#### [GIVEN RECORDS]
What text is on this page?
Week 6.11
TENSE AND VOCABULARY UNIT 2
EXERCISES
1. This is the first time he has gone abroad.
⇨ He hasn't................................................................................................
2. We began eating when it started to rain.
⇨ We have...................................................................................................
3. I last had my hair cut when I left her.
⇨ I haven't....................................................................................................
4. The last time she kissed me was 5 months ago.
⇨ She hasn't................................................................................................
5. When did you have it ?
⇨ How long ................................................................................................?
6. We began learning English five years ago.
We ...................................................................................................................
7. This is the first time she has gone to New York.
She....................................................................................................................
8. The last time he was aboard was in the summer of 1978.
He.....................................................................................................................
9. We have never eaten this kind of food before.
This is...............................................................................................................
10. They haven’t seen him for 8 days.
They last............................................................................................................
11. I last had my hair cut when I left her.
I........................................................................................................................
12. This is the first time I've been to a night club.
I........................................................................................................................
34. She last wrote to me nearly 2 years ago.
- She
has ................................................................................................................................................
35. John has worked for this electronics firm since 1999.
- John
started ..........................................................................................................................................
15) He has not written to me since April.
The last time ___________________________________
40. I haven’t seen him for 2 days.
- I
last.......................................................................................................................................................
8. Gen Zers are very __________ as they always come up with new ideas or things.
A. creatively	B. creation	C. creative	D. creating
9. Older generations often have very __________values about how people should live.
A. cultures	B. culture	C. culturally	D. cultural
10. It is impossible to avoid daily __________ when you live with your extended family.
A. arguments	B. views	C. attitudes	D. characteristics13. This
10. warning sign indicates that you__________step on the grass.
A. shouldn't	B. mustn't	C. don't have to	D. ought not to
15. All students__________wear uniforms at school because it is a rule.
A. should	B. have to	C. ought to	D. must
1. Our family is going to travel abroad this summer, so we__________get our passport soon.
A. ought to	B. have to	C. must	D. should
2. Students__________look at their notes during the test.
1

#### [THE PROBLEM]
Extract all of the material exactly as it is written.

#### [FINISHED EXERCISE]
What text is on this page?
Week 6.11
TENSE AND VOCABULARY UNIT 2
EXERCISES
1. This is the first time he has gone abroad.
⇨ He hasn't................................................................................................
2. We began eating when it started to rain.
⇨ We have...................................................................................................
3. I last had my hair cut when I left her.
⇨ I haven't....................................................................................................
4. The last time she kissed me was 5 months ago.
⇨ She hasn't................................................................................................
5. When did you have it ?
⇨ How long ................................................................................................?
6. We began learning English five years ago.
We ...................................................................................................................
7. This is the first time she has gone to New York.
She....................................................................................................................
8. The last time he was aboard was in the summer of 1978.
He.....................................................................................................................
9. We have never eaten this kind of food before.
This is...............................................................................................................
10. They haven’t seen him for 8 days.
They last............................................................................................................
11. I last had my hair cut when I left her.
I........................................................................................................................
12. This is the first time I've been to a night club.
I........................................................................................................................
34. She last wrote to me nearly 2 years ago.
- She
has ................................................................................................................................................
35. John has worked for this electronics firm since 1999.
- John
started ..........................................................................................................................................
15) He has not written to me since April.
The last time ___________________________________
40. I haven’t seen him for 2 days.
- I
last.......................................................................................................................................................
8. Gen Zers are very __________ as they always come up with new ideas or things.
A. creatively	B. creation	C. creative	D. creating
9. Older generations often have very __________values about how people should live.
A. cultures	B. culture	C. culturally	D. cultural
10. It is impossible to avoid daily __________ when you live with your extended family.
A. arguments	B. views	C. attitudes	D. characteristics13. This
10. warning sign indicates that you__________step on the grass.
A. shouldn't	B. mustn't	C. don't have to	D. ought not to
15. All students__________wear uniforms at school because it is a rule.
A. should	B. have to	C. ought to	D. must
1. Our family is going to travel abroad this summer, so we__________get our passport soon.
A. ought to	B. have to	C. must	D. should
2. Students__________look at their notes during the test.
1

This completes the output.